**WHAT TO WORK ON**: Every line below that contains "不透明度" is to be copied.

──────── SOURCE RECORDS

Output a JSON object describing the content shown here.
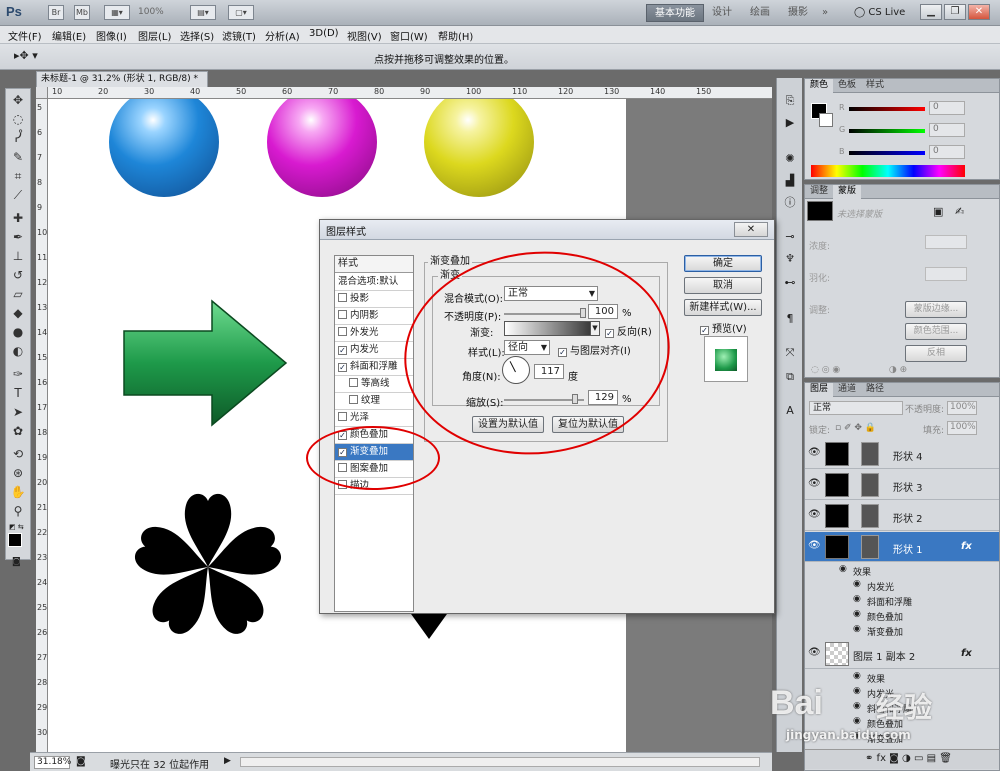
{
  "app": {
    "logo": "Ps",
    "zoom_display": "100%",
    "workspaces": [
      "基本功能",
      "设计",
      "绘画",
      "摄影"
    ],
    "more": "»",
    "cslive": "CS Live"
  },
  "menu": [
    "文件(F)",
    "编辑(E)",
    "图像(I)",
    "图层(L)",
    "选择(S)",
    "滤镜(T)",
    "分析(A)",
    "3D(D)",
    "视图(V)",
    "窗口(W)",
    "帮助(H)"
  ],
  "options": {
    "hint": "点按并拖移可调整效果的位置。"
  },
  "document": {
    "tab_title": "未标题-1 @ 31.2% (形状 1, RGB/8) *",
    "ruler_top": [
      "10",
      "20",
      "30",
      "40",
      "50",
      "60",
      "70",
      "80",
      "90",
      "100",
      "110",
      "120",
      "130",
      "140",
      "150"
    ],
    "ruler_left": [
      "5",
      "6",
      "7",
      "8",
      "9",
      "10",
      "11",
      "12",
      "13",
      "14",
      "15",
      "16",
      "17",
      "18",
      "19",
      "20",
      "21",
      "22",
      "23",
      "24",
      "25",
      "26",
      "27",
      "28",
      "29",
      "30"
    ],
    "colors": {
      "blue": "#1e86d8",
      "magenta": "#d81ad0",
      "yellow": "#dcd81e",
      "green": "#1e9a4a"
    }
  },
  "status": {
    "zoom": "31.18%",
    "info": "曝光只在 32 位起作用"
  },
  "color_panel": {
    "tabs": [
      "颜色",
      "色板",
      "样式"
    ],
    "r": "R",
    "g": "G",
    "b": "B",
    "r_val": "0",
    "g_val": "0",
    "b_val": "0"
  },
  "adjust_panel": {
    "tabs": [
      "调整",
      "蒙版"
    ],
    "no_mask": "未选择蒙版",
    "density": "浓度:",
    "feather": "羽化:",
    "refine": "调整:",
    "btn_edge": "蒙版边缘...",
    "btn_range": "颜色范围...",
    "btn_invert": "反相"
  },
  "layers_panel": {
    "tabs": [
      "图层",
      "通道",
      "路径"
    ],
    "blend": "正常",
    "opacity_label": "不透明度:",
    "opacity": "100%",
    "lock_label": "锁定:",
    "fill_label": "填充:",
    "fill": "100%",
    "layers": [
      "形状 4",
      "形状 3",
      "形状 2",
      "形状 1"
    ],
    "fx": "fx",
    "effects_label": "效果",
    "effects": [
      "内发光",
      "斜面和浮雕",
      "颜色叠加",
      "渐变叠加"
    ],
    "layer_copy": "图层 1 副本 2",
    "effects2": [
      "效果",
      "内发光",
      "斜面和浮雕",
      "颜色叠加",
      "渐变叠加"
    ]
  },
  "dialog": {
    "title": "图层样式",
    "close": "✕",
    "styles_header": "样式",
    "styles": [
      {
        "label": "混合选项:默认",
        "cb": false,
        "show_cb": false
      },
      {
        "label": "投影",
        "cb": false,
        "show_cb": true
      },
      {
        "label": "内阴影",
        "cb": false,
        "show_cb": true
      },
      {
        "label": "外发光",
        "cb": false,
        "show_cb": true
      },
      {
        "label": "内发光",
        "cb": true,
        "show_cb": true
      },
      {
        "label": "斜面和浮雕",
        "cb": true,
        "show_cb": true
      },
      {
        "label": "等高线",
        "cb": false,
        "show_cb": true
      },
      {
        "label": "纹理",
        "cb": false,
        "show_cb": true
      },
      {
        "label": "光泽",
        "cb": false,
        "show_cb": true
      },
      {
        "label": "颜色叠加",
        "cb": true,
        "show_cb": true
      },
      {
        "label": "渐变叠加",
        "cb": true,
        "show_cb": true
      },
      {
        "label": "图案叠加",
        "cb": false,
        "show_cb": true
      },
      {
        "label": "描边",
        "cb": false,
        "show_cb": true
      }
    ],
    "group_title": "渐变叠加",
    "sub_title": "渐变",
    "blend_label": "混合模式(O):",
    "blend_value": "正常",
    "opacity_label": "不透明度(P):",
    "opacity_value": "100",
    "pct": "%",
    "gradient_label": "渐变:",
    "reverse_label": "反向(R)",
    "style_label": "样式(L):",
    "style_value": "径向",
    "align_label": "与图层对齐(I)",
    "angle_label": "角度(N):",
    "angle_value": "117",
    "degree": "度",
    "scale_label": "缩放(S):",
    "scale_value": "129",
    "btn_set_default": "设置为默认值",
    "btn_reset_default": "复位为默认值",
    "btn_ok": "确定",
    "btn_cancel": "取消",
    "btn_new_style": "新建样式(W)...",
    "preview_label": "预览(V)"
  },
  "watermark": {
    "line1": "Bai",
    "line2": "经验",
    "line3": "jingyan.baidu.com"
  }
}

────────────────
──────── SOURCE RECORDS

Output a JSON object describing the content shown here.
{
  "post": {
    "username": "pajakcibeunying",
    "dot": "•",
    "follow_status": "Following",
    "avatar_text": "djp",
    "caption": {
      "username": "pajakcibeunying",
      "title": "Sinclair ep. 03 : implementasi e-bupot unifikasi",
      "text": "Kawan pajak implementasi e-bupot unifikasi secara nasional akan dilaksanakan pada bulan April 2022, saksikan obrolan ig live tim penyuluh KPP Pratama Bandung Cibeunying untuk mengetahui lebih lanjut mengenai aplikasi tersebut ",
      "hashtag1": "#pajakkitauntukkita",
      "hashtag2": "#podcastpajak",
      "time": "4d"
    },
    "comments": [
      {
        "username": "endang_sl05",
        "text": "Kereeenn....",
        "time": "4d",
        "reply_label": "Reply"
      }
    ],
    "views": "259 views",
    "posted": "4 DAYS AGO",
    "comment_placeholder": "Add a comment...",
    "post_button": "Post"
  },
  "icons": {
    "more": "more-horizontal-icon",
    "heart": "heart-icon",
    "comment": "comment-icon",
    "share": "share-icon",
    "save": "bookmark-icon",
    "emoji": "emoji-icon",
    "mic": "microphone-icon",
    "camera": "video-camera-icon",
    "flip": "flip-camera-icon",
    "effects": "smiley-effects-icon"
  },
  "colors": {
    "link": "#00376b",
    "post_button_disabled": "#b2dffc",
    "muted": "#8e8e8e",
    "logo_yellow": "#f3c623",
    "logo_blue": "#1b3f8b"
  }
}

────────────────

**RESULT BELOW**:
    "opacity_label": "不透明度:",
    "opacity_label": "不透明度(P):",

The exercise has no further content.